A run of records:
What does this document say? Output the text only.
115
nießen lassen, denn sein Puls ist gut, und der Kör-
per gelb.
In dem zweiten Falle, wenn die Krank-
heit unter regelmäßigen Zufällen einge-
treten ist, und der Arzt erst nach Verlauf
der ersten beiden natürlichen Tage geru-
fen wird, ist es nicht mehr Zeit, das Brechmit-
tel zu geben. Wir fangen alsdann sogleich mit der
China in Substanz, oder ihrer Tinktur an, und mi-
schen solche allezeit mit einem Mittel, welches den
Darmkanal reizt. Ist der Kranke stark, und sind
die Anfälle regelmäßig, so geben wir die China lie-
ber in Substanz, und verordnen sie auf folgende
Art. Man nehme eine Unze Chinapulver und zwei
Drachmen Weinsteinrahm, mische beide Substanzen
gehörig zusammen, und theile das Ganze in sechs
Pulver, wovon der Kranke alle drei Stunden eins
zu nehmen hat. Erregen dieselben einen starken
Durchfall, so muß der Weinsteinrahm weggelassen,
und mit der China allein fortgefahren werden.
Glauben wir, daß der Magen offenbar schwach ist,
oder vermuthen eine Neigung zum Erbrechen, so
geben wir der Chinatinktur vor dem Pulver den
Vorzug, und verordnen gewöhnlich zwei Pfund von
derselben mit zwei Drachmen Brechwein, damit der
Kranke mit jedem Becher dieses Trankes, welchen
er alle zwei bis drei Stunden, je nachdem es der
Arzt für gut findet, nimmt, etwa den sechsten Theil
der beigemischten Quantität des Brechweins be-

= STATED GOAL =
Look through the data above. Copy every line with the string "Arzt" in it.

= RESULT BELOW =
treten ist, und der Arzt erst nach Verlauf
Arzt für gut findet, nimmt, etwa den sechsten Theil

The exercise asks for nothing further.